--- Given instruction ---
Track down every line below that holds "учителями" and copy it.

[Data entries]
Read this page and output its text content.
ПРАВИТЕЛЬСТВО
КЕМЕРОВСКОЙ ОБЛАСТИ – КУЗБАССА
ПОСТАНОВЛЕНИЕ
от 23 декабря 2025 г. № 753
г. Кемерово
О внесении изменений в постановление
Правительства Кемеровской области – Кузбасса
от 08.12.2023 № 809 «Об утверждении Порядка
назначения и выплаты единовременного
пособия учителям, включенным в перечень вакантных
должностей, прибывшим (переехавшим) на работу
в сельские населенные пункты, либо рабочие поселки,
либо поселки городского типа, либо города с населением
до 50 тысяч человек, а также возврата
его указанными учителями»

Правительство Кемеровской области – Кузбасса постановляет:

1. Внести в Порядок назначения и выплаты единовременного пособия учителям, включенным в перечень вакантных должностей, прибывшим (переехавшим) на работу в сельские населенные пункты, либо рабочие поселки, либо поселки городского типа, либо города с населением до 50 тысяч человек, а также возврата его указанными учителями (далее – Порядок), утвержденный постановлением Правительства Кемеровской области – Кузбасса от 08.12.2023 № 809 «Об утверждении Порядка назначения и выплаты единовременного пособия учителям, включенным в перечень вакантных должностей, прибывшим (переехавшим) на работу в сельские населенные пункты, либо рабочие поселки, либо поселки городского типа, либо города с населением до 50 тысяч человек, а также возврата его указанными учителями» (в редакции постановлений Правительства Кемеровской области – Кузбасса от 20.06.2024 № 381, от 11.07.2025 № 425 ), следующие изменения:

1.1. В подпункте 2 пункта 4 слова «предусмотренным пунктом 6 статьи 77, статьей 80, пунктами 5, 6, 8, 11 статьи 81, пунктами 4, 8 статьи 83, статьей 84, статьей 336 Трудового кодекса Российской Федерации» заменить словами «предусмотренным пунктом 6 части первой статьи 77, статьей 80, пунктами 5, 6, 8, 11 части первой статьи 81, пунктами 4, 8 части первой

--- Answer to the task ---
его указанными учителями»
1. Внести в Порядок назначения и выплаты единовременного пособия учителям, включенным в перечень вакантных должностей, прибывшим (переехавшим) на работу в сельские населенные пункты, либо рабочие поселки, либо поселки городского типа, либо города с населением до 50 тысяч человек, а также возврата его указанными учителями (далее – Порядок), утвержденный постановлением Правительства Кемеровской области – Кузбасса от 08.12.2023 № 809 «Об утверждении Порядка назначения и выплаты единовременного пособия учителям, включенным в перечень вакантных должностей, прибывшим (переехавшим) на работу в сельские населенные пункты, либо рабочие поселки, либо поселки городского типа, либо города с населением до 50 тысяч человек, а также возврата его указанными учителями» (в редакции постановлений Правительства Кемеровской области – Кузбасса от 20.06.2024 № 381, от 11.07.2025 № 425 ), следующие изменения:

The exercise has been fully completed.